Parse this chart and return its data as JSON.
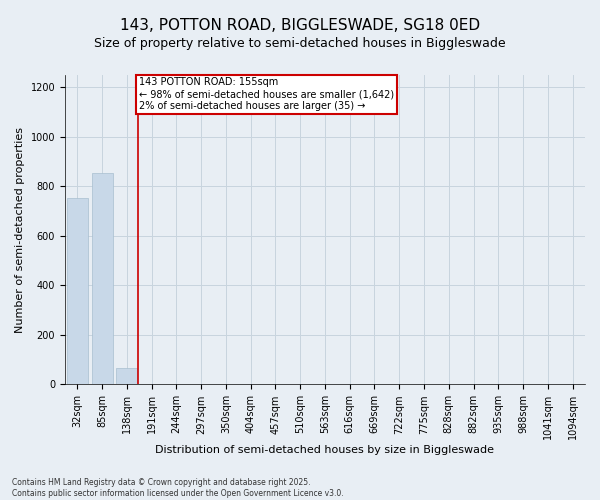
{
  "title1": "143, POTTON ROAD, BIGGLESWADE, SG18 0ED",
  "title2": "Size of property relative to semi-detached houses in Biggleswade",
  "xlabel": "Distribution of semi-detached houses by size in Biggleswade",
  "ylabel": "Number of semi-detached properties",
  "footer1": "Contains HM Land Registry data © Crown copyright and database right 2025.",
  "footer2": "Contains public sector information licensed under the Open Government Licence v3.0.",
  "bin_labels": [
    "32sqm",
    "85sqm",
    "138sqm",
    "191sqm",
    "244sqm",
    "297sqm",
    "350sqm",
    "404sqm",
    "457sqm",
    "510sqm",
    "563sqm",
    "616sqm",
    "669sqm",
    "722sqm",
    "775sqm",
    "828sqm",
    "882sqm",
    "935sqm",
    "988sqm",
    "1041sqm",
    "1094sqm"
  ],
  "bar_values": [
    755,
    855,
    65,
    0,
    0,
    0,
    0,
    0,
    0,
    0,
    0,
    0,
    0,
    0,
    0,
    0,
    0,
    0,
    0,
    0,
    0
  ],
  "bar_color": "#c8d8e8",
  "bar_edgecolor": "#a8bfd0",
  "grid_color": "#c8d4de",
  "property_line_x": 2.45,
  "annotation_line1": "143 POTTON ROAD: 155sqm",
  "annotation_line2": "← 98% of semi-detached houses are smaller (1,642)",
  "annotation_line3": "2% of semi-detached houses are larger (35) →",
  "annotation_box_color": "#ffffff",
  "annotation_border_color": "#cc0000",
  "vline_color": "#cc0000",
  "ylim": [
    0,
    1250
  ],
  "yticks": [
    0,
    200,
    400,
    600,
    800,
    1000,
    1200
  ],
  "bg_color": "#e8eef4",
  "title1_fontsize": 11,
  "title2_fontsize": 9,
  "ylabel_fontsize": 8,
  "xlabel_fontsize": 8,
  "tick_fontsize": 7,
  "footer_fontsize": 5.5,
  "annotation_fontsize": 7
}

-------------------------

# [Your objective]
Give the number of lines in the entries that include the string "POTTON", and nothing more.

# [Solution for this task]
2